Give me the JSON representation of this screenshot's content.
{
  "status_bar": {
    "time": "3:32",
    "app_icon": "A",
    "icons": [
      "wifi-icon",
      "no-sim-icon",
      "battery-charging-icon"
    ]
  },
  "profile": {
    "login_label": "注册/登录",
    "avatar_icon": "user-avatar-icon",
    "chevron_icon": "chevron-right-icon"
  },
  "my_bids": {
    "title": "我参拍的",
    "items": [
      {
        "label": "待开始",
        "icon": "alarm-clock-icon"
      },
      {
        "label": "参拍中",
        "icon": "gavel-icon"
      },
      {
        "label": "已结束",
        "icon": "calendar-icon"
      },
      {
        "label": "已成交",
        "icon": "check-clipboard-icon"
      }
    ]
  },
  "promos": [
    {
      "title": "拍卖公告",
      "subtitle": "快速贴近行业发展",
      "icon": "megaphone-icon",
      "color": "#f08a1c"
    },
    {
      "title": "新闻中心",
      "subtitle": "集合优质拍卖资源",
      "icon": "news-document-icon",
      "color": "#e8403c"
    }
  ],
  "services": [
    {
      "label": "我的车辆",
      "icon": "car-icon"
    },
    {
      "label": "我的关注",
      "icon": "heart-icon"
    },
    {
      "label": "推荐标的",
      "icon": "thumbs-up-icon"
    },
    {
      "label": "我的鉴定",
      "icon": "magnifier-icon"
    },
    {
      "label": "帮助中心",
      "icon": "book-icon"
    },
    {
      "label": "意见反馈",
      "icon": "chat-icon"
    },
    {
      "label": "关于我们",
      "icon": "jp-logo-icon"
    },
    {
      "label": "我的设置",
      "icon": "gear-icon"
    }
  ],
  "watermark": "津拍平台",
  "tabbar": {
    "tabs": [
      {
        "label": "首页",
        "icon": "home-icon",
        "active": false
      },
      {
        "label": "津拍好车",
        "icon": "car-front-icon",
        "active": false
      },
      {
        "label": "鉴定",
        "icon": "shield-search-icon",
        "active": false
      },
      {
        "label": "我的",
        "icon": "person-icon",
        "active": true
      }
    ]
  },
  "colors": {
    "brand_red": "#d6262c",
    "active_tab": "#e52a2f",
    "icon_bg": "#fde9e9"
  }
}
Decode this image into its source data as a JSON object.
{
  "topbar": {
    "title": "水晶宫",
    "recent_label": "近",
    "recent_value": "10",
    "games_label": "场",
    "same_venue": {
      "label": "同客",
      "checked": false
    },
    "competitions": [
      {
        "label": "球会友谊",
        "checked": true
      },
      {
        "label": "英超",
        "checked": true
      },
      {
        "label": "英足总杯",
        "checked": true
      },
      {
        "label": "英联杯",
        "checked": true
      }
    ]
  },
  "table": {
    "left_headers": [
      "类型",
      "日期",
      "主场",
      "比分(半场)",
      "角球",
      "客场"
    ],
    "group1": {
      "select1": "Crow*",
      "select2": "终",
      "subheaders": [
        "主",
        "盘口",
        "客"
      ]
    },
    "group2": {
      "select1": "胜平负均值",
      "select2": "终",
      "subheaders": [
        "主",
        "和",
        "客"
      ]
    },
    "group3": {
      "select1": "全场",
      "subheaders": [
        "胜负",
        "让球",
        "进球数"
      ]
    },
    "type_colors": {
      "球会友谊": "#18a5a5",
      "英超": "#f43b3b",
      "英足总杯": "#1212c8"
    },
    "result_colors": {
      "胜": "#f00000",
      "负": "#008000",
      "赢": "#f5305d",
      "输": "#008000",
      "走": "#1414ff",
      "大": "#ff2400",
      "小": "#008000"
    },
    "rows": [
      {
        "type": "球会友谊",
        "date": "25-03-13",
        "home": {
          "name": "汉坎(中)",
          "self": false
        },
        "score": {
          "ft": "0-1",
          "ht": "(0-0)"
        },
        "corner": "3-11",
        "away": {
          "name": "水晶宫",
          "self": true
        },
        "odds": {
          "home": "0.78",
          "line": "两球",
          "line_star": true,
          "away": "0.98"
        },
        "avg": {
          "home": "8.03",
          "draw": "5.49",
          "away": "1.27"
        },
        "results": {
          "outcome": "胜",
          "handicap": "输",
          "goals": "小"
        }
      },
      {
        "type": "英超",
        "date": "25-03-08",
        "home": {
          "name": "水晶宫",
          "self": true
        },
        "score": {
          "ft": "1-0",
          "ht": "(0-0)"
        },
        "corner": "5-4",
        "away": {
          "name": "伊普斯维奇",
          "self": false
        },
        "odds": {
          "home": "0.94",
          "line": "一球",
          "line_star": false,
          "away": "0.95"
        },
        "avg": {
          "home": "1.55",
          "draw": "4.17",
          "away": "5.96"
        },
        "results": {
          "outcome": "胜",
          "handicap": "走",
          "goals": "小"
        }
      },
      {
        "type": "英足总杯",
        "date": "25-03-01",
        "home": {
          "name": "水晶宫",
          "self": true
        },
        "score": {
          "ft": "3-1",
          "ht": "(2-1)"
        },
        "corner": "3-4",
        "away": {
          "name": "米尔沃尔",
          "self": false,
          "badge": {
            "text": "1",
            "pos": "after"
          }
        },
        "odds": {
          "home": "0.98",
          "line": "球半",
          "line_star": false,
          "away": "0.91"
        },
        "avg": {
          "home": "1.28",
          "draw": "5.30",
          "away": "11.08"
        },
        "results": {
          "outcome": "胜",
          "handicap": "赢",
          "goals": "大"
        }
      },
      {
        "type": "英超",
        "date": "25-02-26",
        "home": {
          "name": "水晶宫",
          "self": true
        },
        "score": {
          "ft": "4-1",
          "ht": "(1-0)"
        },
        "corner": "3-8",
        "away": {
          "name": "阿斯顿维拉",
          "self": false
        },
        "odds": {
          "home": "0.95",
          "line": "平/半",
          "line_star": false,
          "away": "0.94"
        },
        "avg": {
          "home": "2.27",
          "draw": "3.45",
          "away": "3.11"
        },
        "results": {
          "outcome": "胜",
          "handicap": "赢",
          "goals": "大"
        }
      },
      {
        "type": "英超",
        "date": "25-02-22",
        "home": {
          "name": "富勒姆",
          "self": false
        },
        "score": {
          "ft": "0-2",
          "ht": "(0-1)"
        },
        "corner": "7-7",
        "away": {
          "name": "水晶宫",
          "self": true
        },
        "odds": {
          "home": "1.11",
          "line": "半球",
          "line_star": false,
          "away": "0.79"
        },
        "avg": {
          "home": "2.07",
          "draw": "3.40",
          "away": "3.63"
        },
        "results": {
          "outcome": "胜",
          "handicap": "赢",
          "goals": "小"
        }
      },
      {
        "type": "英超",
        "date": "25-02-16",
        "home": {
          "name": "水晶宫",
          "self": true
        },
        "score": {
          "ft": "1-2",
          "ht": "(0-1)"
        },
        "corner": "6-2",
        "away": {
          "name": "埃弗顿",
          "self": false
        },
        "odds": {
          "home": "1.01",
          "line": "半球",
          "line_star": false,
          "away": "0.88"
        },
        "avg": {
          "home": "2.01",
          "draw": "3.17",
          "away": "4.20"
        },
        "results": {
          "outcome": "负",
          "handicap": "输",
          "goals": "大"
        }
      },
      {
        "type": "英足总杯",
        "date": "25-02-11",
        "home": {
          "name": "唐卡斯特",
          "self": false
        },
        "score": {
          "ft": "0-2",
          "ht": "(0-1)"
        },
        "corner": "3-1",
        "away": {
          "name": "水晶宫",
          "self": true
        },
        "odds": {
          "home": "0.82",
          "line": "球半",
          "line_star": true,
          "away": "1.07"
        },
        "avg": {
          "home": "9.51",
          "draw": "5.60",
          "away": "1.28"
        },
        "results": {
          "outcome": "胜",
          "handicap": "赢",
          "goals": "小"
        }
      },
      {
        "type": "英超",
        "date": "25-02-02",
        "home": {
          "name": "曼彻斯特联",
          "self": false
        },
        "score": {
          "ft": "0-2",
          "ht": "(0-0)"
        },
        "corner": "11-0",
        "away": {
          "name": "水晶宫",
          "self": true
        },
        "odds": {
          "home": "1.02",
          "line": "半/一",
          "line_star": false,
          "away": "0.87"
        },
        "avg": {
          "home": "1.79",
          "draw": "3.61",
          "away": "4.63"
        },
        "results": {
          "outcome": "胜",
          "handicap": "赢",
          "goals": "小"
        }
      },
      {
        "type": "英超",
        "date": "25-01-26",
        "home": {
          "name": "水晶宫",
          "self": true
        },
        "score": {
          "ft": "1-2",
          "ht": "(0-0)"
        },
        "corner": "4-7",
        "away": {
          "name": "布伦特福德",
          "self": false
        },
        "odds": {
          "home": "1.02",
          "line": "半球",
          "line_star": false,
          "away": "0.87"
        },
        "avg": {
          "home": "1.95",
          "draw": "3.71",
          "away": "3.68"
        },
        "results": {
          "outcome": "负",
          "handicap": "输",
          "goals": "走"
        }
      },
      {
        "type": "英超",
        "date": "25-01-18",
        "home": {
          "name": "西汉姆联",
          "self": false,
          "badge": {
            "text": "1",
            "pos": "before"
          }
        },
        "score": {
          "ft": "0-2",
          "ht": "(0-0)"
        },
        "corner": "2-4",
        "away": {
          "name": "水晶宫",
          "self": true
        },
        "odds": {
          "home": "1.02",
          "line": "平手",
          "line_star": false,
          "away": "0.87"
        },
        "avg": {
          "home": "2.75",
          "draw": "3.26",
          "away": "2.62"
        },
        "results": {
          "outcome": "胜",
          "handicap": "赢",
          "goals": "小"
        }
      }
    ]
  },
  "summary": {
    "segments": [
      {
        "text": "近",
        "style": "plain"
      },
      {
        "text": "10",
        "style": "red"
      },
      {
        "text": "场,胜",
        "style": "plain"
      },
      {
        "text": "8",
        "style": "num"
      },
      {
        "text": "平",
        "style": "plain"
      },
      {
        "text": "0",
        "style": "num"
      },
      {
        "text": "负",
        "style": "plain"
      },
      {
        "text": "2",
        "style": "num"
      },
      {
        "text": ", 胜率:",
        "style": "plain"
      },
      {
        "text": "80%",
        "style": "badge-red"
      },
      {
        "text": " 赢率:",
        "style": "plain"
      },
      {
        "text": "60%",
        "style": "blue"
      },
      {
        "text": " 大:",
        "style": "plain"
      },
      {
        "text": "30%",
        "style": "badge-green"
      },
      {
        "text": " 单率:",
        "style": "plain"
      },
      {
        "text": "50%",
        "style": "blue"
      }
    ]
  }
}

————

**Stated task**: For the records above, state how many lines include the string "this", giving the number and nothing else.

**Full response**: 2